Short exercise | Output the material below unchanged, apart from leaving out the pictures.

— begin Records shown —

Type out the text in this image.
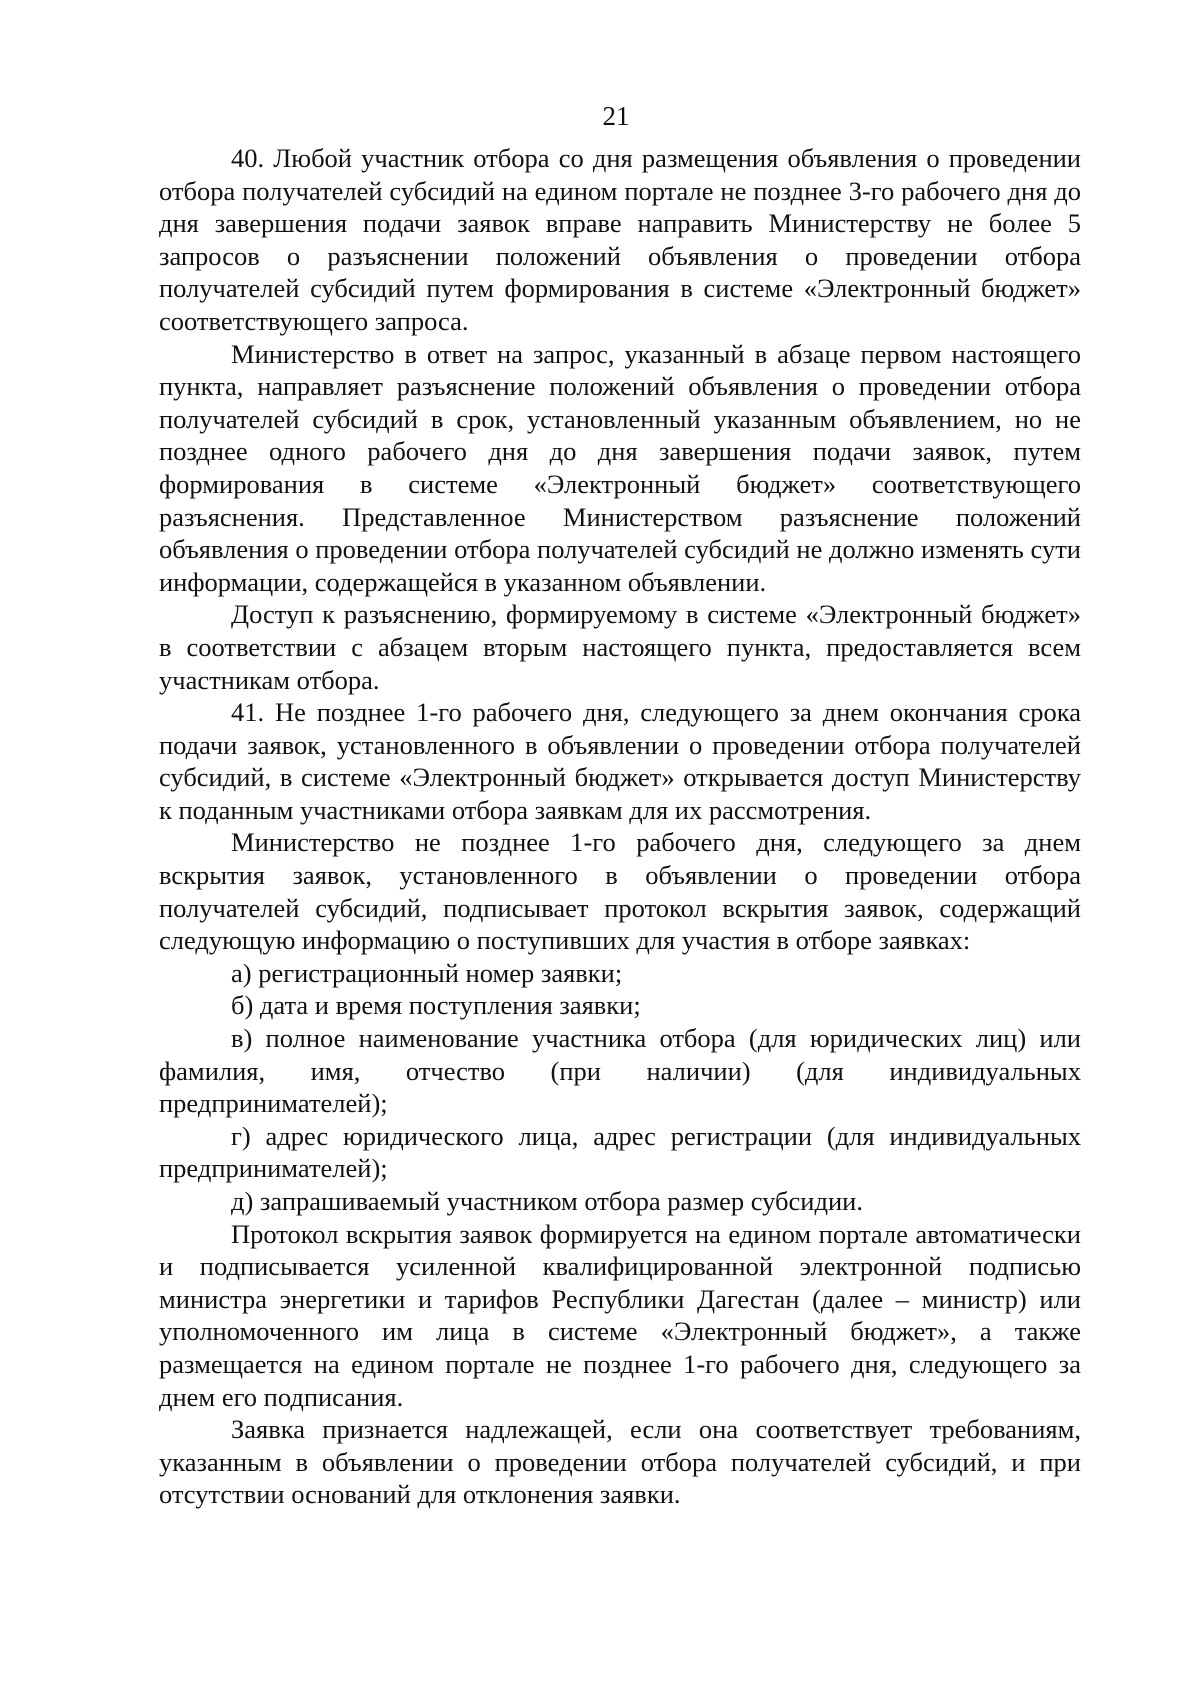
21

40. Любой участник отбора со дня размещения объявления о проведении отбора получателей субсидий на едином портале не позднее 3-го рабочего дня до дня завершения подачи заявок вправе направить Министерству не более 5 запросов о разъяснении положений объявления о проведении отбора получателей субсидий путем формирования в системе «Электронный бюджет» соответствующего запроса.

Министерство в ответ на запрос, указанный в абзаце первом настоящего пункта, направляет разъяснение положений объявления о проведении отбора получателей субсидий в срок, установленный указанным объявлением, но не позднее одного рабочего дня до дня завершения подачи заявок, путем формирования в системе «Электронный бюджет» соответствующего разъяснения. Представленное Министерством разъяснение положений объявления о проведении отбора получателей субсидий не должно изменять сути информации, содержащейся в указанном объявлении.

Доступ к разъяснению, формируемому в системе «Электронный бюджет» в соответствии с абзацем вторым настоящего пункта, предоставляется всем участникам отбора.

41. Не позднее 1-го рабочего дня, следующего за днем окончания срока подачи заявок, установленного в объявлении о проведении отбора получателей субсидий, в системе «Электронный бюджет» открывается доступ Министерству к поданным участниками отбора заявкам для их рассмотрения.

Министерство не позднее 1-го рабочего дня, следующего за днем вскрытия заявок, установленного в объявлении о проведении отбора получателей субсидий, подписывает протокол вскрытия заявок, содержащий следующую информацию о поступивших для участия в отборе заявках:

а) регистрационный номер заявки;

б) дата и время поступления заявки;

в) полное наименование участника отбора (для юридических лиц) или фамилия, имя, отчество (при наличии) (для индивидуальных предпринимателей);

г) адрес юридического лица, адрес регистрации (для индивидуальных предпринимателей);

д) запрашиваемый участником отбора размер субсидии.

Протокол вскрытия заявок формируется на едином портале автоматически и подписывается усиленной квалифицированной электронной подписью министра энергетики и тарифов Республики Дагестан (далее – министр) или уполномоченного им лица в системе «Электронный бюджет», а также размещается на едином портале не позднее 1-го рабочего дня, следующего за днем его подписания.

Заявка признается надлежащей, если она соответствует требованиям, указанным в объявлении о проведении отбора получателей субсидий, и при отсутствии оснований для отклонения заявки.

— end Records shown —

Solved exercise |
Type out the text in this image.
21

40. Любой участник отбора со дня размещения объявления о проведении отбора получателей субсидий на едином портале не позднее 3-го рабочего дня до дня завершения подачи заявок вправе направить Министерству не более 5 запросов о разъяснении положений объявления о проведении отбора получателей субсидий путем формирования в системе «Электронный бюджет» соответствующего запроса.

Министерство в ответ на запрос, указанный в абзаце первом настоящего пункта, направляет разъяснение положений объявления о проведении отбора получателей субсидий в срок, установленный указанным объявлением, но не позднее одного рабочего дня до дня завершения подачи заявок, путем формирования в системе «Электронный бюджет» соответствующего разъяснения. Представленное Министерством разъяснение положений объявления о проведении отбора получателей субсидий не должно изменять сути информации, содержащейся в указанном объявлении.

Доступ к разъяснению, формируемому в системе «Электронный бюджет» в соответствии с абзацем вторым настоящего пункта, предоставляется всем участникам отбора.

41. Не позднее 1-го рабочего дня, следующего за днем окончания срока подачи заявок, установленного в объявлении о проведении отбора получателей субсидий, в системе «Электронный бюджет» открывается доступ Министерству к поданным участниками отбора заявкам для их рассмотрения.

Министерство не позднее 1-го рабочего дня, следующего за днем вскрытия заявок, установленного в объявлении о проведении отбора получателей субсидий, подписывает протокол вскрытия заявок, содержащий следующую информацию о поступивших для участия в отборе заявках:

а) регистрационный номер заявки;

б) дата и время поступления заявки;

в) полное наименование участника отбора (для юридических лиц) или фамилия, имя, отчество (при наличии) (для индивидуальных предпринимателей);

г) адрес юридического лица, адрес регистрации (для индивидуальных предпринимателей);

д) запрашиваемый участником отбора размер субсидии.

Протокол вскрытия заявок формируется на едином портале автоматически и подписывается усиленной квалифицированной электронной подписью министра энергетики и тарифов Республики Дагестан (далее – министр) или уполномоченного им лица в системе «Электронный бюджет», а также размещается на едином портале не позднее 1-го рабочего дня, следующего за днем его подписания.

Заявка признается надлежащей, если она соответствует требованиям, указанным в объявлении о проведении отбора получателей субсидий, и при отсутствии оснований для отклонения заявки.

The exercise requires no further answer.